TASK DESCRIPTION:
Exactly reproduce all the records, keeping pictures out of the copy.

TASK MATERIAL:

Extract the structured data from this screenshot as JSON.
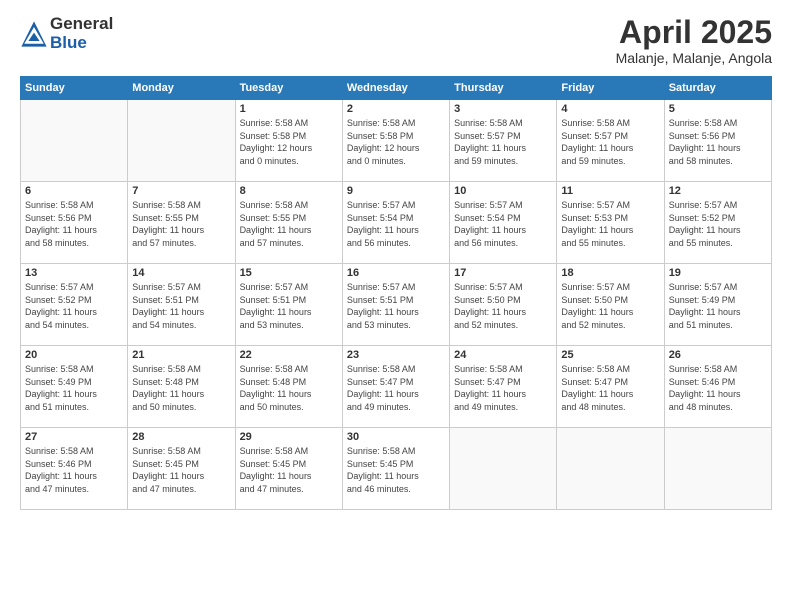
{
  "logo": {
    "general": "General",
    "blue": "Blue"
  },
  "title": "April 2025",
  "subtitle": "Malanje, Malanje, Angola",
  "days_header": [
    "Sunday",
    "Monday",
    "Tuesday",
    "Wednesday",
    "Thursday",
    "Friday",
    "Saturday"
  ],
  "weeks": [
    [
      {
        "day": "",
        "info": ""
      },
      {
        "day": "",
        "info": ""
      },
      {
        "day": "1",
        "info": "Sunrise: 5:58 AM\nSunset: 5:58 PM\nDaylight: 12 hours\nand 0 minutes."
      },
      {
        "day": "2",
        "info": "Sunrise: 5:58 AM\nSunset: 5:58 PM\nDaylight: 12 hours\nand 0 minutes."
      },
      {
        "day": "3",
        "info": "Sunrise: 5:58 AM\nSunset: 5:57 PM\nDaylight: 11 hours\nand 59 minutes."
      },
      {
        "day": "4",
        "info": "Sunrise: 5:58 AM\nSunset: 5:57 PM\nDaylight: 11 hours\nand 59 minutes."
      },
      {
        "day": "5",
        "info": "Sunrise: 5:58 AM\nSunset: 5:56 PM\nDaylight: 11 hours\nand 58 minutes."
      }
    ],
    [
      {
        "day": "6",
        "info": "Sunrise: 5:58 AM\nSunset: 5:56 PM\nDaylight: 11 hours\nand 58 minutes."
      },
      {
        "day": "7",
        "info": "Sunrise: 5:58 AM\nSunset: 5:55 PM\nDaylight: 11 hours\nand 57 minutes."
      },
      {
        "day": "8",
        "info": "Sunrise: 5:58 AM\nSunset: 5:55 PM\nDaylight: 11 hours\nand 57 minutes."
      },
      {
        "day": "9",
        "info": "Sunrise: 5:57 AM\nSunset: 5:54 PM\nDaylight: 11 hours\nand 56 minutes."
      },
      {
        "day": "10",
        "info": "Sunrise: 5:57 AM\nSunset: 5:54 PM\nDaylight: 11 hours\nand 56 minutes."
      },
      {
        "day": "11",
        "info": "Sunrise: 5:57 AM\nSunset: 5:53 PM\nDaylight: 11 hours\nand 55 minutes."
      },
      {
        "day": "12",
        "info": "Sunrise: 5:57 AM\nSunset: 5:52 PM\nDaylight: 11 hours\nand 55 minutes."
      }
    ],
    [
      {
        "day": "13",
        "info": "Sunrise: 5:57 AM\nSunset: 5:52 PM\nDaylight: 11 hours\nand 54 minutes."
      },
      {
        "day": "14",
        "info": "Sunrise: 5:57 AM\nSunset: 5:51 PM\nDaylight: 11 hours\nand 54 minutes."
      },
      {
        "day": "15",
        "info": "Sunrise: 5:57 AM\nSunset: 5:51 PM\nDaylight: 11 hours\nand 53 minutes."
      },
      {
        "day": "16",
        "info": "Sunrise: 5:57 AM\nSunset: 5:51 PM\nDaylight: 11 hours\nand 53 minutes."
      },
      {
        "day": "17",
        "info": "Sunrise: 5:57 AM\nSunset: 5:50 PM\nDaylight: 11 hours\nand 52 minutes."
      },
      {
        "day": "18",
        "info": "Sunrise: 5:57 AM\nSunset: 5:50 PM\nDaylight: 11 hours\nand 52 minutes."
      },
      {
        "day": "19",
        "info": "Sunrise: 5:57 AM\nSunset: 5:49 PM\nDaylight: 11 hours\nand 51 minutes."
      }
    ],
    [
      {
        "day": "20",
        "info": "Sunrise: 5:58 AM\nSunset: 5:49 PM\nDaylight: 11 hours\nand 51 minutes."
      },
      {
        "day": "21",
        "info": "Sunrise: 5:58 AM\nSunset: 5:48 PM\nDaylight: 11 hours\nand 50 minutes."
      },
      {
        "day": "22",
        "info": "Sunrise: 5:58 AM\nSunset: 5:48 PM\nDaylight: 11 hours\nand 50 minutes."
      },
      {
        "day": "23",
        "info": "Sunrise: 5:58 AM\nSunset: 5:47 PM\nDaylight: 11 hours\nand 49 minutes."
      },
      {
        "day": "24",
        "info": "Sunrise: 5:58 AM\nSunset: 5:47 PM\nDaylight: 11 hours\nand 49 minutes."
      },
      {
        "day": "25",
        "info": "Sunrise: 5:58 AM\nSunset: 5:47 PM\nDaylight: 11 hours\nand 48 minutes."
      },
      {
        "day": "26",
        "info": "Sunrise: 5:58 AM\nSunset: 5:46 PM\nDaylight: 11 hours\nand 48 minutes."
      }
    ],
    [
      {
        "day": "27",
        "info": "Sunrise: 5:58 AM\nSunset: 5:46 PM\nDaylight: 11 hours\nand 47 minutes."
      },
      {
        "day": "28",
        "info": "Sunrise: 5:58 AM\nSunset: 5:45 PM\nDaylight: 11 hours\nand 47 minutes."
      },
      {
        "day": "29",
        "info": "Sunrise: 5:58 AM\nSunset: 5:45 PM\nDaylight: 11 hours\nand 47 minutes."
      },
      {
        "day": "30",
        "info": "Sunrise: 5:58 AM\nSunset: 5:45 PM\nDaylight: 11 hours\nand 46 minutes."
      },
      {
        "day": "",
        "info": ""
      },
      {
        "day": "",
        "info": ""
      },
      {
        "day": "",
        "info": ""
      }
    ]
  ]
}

TASK RESPONSE:
Extract the structured data from this screenshot as JSON.
{
  "logo": {
    "general": "General",
    "blue": "Blue"
  },
  "title": "April 2025",
  "subtitle": "Malanje, Malanje, Angola",
  "days_header": [
    "Sunday",
    "Monday",
    "Tuesday",
    "Wednesday",
    "Thursday",
    "Friday",
    "Saturday"
  ],
  "weeks": [
    [
      {
        "day": "",
        "info": ""
      },
      {
        "day": "",
        "info": ""
      },
      {
        "day": "1",
        "info": "Sunrise: 5:58 AM\nSunset: 5:58 PM\nDaylight: 12 hours\nand 0 minutes."
      },
      {
        "day": "2",
        "info": "Sunrise: 5:58 AM\nSunset: 5:58 PM\nDaylight: 12 hours\nand 0 minutes."
      },
      {
        "day": "3",
        "info": "Sunrise: 5:58 AM\nSunset: 5:57 PM\nDaylight: 11 hours\nand 59 minutes."
      },
      {
        "day": "4",
        "info": "Sunrise: 5:58 AM\nSunset: 5:57 PM\nDaylight: 11 hours\nand 59 minutes."
      },
      {
        "day": "5",
        "info": "Sunrise: 5:58 AM\nSunset: 5:56 PM\nDaylight: 11 hours\nand 58 minutes."
      }
    ],
    [
      {
        "day": "6",
        "info": "Sunrise: 5:58 AM\nSunset: 5:56 PM\nDaylight: 11 hours\nand 58 minutes."
      },
      {
        "day": "7",
        "info": "Sunrise: 5:58 AM\nSunset: 5:55 PM\nDaylight: 11 hours\nand 57 minutes."
      },
      {
        "day": "8",
        "info": "Sunrise: 5:58 AM\nSunset: 5:55 PM\nDaylight: 11 hours\nand 57 minutes."
      },
      {
        "day": "9",
        "info": "Sunrise: 5:57 AM\nSunset: 5:54 PM\nDaylight: 11 hours\nand 56 minutes."
      },
      {
        "day": "10",
        "info": "Sunrise: 5:57 AM\nSunset: 5:54 PM\nDaylight: 11 hours\nand 56 minutes."
      },
      {
        "day": "11",
        "info": "Sunrise: 5:57 AM\nSunset: 5:53 PM\nDaylight: 11 hours\nand 55 minutes."
      },
      {
        "day": "12",
        "info": "Sunrise: 5:57 AM\nSunset: 5:52 PM\nDaylight: 11 hours\nand 55 minutes."
      }
    ],
    [
      {
        "day": "13",
        "info": "Sunrise: 5:57 AM\nSunset: 5:52 PM\nDaylight: 11 hours\nand 54 minutes."
      },
      {
        "day": "14",
        "info": "Sunrise: 5:57 AM\nSunset: 5:51 PM\nDaylight: 11 hours\nand 54 minutes."
      },
      {
        "day": "15",
        "info": "Sunrise: 5:57 AM\nSunset: 5:51 PM\nDaylight: 11 hours\nand 53 minutes."
      },
      {
        "day": "16",
        "info": "Sunrise: 5:57 AM\nSunset: 5:51 PM\nDaylight: 11 hours\nand 53 minutes."
      },
      {
        "day": "17",
        "info": "Sunrise: 5:57 AM\nSunset: 5:50 PM\nDaylight: 11 hours\nand 52 minutes."
      },
      {
        "day": "18",
        "info": "Sunrise: 5:57 AM\nSunset: 5:50 PM\nDaylight: 11 hours\nand 52 minutes."
      },
      {
        "day": "19",
        "info": "Sunrise: 5:57 AM\nSunset: 5:49 PM\nDaylight: 11 hours\nand 51 minutes."
      }
    ],
    [
      {
        "day": "20",
        "info": "Sunrise: 5:58 AM\nSunset: 5:49 PM\nDaylight: 11 hours\nand 51 minutes."
      },
      {
        "day": "21",
        "info": "Sunrise: 5:58 AM\nSunset: 5:48 PM\nDaylight: 11 hours\nand 50 minutes."
      },
      {
        "day": "22",
        "info": "Sunrise: 5:58 AM\nSunset: 5:48 PM\nDaylight: 11 hours\nand 50 minutes."
      },
      {
        "day": "23",
        "info": "Sunrise: 5:58 AM\nSunset: 5:47 PM\nDaylight: 11 hours\nand 49 minutes."
      },
      {
        "day": "24",
        "info": "Sunrise: 5:58 AM\nSunset: 5:47 PM\nDaylight: 11 hours\nand 49 minutes."
      },
      {
        "day": "25",
        "info": "Sunrise: 5:58 AM\nSunset: 5:47 PM\nDaylight: 11 hours\nand 48 minutes."
      },
      {
        "day": "26",
        "info": "Sunrise: 5:58 AM\nSunset: 5:46 PM\nDaylight: 11 hours\nand 48 minutes."
      }
    ],
    [
      {
        "day": "27",
        "info": "Sunrise: 5:58 AM\nSunset: 5:46 PM\nDaylight: 11 hours\nand 47 minutes."
      },
      {
        "day": "28",
        "info": "Sunrise: 5:58 AM\nSunset: 5:45 PM\nDaylight: 11 hours\nand 47 minutes."
      },
      {
        "day": "29",
        "info": "Sunrise: 5:58 AM\nSunset: 5:45 PM\nDaylight: 11 hours\nand 47 minutes."
      },
      {
        "day": "30",
        "info": "Sunrise: 5:58 AM\nSunset: 5:45 PM\nDaylight: 11 hours\nand 46 minutes."
      },
      {
        "day": "",
        "info": ""
      },
      {
        "day": "",
        "info": ""
      },
      {
        "day": "",
        "info": ""
      }
    ]
  ]
}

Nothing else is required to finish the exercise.